_EXERCISE BRIEF_:
Gather each line of the listing below that contains the string "menu".

BEGIN RECORDS FOR THIS EXERCISE

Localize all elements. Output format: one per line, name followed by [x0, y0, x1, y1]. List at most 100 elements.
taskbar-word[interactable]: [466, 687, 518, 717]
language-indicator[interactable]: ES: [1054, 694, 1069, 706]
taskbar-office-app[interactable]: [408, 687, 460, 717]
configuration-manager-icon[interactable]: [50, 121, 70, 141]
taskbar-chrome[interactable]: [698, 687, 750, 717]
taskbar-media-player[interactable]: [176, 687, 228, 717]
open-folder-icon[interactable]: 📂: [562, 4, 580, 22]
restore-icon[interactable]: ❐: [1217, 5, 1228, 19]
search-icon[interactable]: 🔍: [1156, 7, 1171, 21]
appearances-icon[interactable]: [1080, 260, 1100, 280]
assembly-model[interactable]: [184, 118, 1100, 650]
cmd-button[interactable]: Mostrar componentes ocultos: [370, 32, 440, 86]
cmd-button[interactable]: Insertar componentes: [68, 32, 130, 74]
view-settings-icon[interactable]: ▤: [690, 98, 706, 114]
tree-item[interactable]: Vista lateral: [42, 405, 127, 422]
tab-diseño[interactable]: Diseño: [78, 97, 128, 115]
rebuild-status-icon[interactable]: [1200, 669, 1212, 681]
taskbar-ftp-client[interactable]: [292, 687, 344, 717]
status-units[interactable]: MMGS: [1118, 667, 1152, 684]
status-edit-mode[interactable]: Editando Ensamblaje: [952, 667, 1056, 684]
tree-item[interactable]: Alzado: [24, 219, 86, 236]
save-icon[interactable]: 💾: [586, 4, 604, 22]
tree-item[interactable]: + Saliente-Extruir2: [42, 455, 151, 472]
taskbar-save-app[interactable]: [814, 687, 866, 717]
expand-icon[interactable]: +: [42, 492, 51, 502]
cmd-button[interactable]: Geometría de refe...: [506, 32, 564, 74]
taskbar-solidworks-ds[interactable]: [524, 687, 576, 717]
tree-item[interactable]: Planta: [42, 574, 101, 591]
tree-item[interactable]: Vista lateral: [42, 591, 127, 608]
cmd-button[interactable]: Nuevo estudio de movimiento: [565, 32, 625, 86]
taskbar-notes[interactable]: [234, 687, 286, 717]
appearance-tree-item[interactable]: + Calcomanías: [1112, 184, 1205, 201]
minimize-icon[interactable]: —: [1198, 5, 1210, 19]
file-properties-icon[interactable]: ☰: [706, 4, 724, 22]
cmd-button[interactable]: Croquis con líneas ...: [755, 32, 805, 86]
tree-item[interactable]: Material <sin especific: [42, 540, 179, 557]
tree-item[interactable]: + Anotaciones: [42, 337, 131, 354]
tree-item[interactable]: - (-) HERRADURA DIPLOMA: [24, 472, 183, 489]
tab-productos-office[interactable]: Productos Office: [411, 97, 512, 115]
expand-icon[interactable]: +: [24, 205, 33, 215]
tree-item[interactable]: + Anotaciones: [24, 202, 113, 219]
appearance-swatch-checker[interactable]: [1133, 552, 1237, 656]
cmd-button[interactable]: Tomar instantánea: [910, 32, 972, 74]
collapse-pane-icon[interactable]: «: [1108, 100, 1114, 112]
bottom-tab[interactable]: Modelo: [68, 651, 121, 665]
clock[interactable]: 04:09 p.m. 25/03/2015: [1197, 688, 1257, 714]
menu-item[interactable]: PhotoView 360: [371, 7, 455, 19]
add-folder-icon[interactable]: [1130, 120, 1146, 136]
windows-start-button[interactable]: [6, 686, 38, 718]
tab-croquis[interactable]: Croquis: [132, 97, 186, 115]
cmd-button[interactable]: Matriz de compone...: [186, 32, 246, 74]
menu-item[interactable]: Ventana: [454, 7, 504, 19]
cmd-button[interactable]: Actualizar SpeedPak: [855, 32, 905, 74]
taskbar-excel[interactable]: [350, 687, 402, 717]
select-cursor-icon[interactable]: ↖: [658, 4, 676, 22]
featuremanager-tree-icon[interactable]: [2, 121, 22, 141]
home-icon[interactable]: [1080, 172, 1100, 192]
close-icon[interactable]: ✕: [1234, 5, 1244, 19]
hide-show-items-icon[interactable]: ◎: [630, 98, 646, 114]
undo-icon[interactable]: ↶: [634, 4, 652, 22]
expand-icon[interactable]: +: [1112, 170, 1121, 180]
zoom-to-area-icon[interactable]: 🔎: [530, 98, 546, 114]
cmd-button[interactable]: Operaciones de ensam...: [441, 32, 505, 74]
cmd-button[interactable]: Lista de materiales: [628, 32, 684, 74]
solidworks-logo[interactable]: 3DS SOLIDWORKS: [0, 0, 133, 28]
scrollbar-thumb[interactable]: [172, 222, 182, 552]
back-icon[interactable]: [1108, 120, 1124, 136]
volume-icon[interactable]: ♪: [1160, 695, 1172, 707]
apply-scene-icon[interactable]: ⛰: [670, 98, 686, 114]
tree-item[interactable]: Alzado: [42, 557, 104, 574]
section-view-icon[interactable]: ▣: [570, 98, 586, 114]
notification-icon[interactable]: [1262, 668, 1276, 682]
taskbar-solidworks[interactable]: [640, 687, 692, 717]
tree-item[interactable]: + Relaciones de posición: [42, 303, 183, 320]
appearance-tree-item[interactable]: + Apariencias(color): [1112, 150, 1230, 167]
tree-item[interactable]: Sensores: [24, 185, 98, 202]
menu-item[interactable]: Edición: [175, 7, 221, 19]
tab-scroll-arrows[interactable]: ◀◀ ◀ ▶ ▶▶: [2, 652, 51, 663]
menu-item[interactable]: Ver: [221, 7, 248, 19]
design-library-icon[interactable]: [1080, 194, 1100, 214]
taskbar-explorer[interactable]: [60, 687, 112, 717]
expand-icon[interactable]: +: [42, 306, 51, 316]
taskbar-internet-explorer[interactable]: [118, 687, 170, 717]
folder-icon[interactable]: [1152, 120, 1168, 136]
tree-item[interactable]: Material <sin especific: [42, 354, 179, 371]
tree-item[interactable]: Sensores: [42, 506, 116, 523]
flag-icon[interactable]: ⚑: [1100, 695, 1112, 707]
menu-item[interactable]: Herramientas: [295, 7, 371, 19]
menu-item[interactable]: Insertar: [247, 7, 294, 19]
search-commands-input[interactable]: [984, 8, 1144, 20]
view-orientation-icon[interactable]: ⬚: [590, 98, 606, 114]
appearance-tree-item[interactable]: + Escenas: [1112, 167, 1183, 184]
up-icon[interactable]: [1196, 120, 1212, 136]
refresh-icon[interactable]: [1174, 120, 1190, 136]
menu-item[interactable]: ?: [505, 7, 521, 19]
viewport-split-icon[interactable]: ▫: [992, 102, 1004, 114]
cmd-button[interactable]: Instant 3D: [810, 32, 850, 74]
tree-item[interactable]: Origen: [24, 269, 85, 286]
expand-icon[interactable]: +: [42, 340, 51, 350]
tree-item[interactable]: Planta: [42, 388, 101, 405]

END RECORDS FOR THIS EXERCISE

_RESPONSE TO THIS TASK_:
menu-item[interactable]: PhotoView 360: [371, 7, 455, 19]
menu-item[interactable]: Ventana: [454, 7, 504, 19]
menu-item[interactable]: Edición: [175, 7, 221, 19]
menu-item[interactable]: Ver: [221, 7, 248, 19]
menu-item[interactable]: Herramientas: [295, 7, 371, 19]
menu-item[interactable]: Insertar: [247, 7, 294, 19]
menu-item[interactable]: ?: [505, 7, 521, 19]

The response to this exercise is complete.